> EXERCISE TASK 1:
Write out the rows below exactly, everything from the first row down to the row that contains "y-tick-label: 0,140 <box>143", with both of those rows included.

> TEXT PASSAGE:
====
Information and Data in the Digital Age

[This is a reading reflection written for HIST946: Digital Humanities with Professor William Thomas during the Fall 2011 semester. This week’s readings were John Brown and Paul Duguid, *The Social Life of Information, Michel et al., “Quantitative Analysis of Culture Using Millions of Digitized Books,” and Roy Rosenzweig, “Scarcity or Abudance? Preserving the Past in a Digital Era”. You can find related posts here.]*

We are experiencing an age of unprecedented access to information. The vast amount of material scanned and hosted by institutional respositories like JSTOR, ProQuest, and Google offer researchers a wide array of sources for their tasks. Yet this abundance of information perhaps leads to scarcity elsewhere — namely, the methods and tools we have available to us to shed light on the information. As John Brown and Paul Duguid note, however, information necessitates interaction with people. “For all of information’s independence and extent,” they write, “it is people, in their communities, organizations, and institutions, who ultimately decide what it all means and why it matters” (Brown and Duguid, 18). Information means little without context or interpretation, or rather information serves purposes beyond just existing. Infoenthusiasts point to a supremacy in technology to tell humans what the information means. There is no need to visit dusty archives or secure travel funding. Let the keyboard be your finding aid.

To an extent, there is truth to this. As my position as project manager on the William F. Cody Digital Archive, one of our explicit goals is to provide digital sources for researchers. It is not an easy task to get to the archives in Cody, WY, but by putting these sources online and verifying the authenticity of the material we are signaling to Cody researchers that they can place their trust in the digital reproductions and, if necessary, can easily track down the physical copy of an artifact. This is the sort of democratization that Roy Rosenzweig spoke of, noting that “once [digitization] is accomplished, [sources] can be made accessible to vastly greater numbers of people. To open up the archives and libraries in this way democratizes historical work” (Rosenzweig, 756). Users have direct access to cultural records made freely available to anyone with a connection to the Internet.
====
> DATASET ROWS:

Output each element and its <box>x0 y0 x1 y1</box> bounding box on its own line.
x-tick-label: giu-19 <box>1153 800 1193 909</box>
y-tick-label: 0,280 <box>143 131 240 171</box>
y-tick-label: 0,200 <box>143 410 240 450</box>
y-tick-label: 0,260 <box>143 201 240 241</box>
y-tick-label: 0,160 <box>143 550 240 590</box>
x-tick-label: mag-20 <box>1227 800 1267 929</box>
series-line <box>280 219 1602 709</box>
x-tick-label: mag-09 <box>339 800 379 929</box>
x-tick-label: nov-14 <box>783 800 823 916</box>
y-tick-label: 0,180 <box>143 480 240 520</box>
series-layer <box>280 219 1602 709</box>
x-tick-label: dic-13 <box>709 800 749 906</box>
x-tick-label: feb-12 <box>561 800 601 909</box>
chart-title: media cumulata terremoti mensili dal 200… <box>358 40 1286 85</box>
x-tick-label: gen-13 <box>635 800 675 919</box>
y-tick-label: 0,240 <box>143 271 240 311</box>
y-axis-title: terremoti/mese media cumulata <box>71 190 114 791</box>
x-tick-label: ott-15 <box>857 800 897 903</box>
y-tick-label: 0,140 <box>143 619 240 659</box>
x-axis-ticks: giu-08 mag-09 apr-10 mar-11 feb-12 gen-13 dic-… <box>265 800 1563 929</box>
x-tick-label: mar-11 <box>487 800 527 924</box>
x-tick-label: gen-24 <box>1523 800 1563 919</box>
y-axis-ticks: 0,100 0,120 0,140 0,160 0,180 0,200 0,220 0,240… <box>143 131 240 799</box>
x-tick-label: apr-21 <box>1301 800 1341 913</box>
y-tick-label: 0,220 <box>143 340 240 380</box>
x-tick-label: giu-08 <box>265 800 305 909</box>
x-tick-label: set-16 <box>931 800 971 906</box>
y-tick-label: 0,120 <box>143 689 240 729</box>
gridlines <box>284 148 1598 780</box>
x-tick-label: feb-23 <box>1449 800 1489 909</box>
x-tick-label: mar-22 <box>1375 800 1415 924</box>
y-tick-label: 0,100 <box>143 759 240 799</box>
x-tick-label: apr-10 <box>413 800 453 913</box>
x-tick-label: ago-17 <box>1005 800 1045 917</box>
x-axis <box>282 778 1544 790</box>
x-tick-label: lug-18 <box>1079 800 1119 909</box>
====
> EXERCISE TASK 2:
Give again, word for word, the part of the reading reflection above that runs from "To an extent, there" down to "to the Internet.".

> TASK SOLUTION 1:
Output each element and its <box>x0 y0 x1 y1</box> bounding box on its own line.
x-tick-label: giu-19 <box>1153 800 1193 909</box>
y-tick-label: 0,280 <box>143 131 240 171</box>
y-tick-label: 0,200 <box>143 410 240 450</box>
y-tick-label: 0,260 <box>143 201 240 241</box>
y-tick-label: 0,160 <box>143 550 240 590</box>
x-tick-label: mag-20 <box>1227 800 1267 929</box>
series-line <box>280 219 1602 709</box>
x-tick-label: mag-09 <box>339 800 379 929</box>
x-tick-label: nov-14 <box>783 800 823 916</box>
y-tick-label: 0,180 <box>143 480 240 520</box>
series-layer <box>280 219 1602 709</box>
x-tick-label: dic-13 <box>709 800 749 906</box>
x-tick-label: feb-12 <box>561 800 601 909</box>
chart-title: media cumulata terremoti mensili dal 200… <box>358 40 1286 85</box>
x-tick-label: gen-13 <box>635 800 675 919</box>
y-tick-label: 0,240 <box>143 271 240 311</box>
y-axis-title: terremoti/mese media cumulata <box>71 190 114 791</box>
x-tick-label: ott-15 <box>857 800 897 903</box>
y-tick-label: 0,140 <box>143 619 240 659</box>

> TASK SOLUTION 2:
To an extent, there is truth to this. As my position as project manager on the William F. Cody Digital Archive, one of our explicit goals is to provide digital sources for researchers. It is not an easy task to get to the archives in Cody, WY, but by putting these sources online and verifying the authenticity of the material we are signaling to Cody researchers that they can place their trust in the digital reproductions and, if necessary, can easily track down the physical copy of an artifact. This is the sort of democratization that Roy Rosenzweig spoke of, noting that “once [digitization] is accomplished, [sources] can be made accessible to vastly greater numbers of people. To open up the archives and libraries in this way democratizes historical work” (Rosenzweig, 756). Users have direct access to cultural records made freely available to anyone with a connection to the Internet.